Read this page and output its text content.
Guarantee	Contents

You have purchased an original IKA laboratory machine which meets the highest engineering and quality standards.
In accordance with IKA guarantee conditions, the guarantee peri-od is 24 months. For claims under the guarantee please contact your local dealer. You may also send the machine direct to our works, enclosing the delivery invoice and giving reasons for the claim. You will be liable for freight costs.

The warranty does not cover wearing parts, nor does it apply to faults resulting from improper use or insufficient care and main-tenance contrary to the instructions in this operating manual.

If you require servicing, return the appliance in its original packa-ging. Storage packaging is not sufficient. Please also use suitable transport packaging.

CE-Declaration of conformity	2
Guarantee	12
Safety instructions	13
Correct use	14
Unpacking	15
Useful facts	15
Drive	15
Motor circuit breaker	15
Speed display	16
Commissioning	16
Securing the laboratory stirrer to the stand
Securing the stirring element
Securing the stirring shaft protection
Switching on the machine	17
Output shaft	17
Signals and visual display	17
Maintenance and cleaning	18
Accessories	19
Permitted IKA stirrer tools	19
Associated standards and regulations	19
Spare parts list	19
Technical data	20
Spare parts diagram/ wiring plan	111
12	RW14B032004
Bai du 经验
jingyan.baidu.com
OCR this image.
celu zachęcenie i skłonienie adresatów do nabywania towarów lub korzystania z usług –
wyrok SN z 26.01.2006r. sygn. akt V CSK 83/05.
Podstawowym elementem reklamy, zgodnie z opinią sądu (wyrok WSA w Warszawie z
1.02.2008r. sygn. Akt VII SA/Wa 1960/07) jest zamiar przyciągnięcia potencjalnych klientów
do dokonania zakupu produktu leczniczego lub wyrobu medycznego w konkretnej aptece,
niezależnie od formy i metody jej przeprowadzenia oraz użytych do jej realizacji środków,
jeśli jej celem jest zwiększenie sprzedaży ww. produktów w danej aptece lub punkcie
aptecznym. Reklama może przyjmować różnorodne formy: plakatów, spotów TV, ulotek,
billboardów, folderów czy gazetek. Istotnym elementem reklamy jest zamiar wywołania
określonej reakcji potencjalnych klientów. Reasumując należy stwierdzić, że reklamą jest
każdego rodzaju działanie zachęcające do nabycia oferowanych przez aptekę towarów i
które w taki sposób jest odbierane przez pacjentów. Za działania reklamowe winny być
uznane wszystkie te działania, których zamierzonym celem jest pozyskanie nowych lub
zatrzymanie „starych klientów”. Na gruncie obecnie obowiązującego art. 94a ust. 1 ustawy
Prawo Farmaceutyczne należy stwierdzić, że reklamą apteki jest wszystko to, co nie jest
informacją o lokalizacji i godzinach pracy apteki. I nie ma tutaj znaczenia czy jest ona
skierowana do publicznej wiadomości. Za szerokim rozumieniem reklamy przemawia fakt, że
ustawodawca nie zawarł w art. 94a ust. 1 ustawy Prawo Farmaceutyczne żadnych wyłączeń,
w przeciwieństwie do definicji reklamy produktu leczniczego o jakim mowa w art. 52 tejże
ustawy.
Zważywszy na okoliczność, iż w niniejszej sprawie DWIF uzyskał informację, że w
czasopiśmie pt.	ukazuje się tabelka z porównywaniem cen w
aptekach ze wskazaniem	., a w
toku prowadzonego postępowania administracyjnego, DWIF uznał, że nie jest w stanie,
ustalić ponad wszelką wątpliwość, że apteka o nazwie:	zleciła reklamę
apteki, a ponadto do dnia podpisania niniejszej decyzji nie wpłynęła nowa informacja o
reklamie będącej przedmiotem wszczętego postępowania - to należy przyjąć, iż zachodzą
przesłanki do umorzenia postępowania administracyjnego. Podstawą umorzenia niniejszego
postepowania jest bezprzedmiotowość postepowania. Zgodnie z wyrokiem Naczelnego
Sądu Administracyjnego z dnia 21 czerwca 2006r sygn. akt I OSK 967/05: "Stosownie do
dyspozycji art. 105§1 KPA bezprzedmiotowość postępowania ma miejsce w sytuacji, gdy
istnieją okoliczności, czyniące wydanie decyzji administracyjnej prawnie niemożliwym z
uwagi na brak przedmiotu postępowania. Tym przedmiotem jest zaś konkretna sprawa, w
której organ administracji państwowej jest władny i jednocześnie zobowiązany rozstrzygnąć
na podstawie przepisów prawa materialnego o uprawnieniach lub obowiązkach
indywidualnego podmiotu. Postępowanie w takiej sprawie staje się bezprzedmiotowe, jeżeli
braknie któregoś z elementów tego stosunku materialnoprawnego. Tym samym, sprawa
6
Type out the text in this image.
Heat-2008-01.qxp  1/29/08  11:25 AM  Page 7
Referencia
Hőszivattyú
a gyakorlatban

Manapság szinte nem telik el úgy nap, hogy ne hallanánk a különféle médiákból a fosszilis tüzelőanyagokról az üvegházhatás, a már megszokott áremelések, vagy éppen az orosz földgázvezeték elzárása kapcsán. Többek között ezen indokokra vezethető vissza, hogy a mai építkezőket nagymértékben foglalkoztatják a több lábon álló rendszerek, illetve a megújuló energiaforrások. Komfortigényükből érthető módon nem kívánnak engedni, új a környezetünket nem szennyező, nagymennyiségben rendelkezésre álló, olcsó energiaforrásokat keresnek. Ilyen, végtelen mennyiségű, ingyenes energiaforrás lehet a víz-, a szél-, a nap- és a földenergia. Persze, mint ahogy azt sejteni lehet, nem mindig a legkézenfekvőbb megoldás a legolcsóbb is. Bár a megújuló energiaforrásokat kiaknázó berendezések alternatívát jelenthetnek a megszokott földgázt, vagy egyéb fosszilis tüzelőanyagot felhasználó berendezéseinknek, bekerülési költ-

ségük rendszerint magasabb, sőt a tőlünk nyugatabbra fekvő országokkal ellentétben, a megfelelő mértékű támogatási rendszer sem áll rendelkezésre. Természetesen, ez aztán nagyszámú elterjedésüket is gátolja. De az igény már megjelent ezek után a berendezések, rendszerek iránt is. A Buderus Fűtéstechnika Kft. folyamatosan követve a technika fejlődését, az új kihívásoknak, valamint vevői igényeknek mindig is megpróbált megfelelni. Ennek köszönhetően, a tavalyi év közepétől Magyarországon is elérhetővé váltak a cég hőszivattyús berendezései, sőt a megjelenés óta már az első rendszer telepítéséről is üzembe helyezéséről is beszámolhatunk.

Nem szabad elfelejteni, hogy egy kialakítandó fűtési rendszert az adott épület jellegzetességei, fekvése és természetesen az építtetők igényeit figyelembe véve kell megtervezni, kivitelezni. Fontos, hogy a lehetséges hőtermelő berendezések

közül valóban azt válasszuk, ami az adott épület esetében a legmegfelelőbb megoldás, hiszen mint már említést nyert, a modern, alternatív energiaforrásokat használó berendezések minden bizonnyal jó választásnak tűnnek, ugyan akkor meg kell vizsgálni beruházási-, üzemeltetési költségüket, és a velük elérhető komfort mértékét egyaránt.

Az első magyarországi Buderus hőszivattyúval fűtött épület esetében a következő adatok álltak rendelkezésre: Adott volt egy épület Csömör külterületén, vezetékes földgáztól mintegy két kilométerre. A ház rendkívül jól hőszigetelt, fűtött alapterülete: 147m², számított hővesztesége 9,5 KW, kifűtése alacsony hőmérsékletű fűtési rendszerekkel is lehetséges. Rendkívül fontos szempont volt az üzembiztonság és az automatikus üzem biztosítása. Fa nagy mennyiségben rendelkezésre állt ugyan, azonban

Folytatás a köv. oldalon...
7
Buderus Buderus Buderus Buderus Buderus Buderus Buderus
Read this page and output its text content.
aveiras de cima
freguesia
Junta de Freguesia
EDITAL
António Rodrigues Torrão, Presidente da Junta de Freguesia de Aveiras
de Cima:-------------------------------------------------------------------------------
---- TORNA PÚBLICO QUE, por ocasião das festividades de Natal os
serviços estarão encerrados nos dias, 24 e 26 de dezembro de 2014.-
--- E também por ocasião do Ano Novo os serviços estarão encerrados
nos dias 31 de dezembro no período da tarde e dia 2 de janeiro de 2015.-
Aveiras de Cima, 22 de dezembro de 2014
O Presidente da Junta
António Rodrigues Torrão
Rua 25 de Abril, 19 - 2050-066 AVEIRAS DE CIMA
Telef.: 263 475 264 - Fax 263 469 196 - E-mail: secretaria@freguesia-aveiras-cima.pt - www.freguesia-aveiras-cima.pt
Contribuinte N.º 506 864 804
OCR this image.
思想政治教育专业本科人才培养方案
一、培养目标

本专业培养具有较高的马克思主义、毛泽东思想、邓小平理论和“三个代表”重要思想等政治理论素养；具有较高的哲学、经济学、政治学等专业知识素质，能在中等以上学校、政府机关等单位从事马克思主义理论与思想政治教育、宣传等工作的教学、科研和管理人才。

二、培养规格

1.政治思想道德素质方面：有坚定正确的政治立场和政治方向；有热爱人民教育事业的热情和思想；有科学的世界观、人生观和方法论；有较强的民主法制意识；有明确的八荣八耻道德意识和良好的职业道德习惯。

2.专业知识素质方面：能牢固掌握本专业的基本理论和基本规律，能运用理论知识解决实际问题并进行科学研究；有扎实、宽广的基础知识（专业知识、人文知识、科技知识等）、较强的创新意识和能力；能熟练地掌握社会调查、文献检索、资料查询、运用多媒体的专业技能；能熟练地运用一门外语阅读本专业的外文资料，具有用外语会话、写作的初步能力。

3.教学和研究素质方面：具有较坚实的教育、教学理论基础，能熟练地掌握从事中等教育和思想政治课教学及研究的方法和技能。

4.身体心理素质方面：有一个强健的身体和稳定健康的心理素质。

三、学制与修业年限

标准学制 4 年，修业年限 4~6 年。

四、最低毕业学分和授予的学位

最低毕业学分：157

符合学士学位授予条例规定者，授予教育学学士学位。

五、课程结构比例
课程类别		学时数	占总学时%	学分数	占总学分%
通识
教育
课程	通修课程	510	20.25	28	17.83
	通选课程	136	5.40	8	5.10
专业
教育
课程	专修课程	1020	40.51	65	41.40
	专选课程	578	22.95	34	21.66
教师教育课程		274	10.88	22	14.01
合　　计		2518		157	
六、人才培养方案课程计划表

* _OBJECTIVE_: For the material, find the number of lines holding the word "przedmiotem" and give that figure and nothing more.

* _EXERCISE RESULT_: 2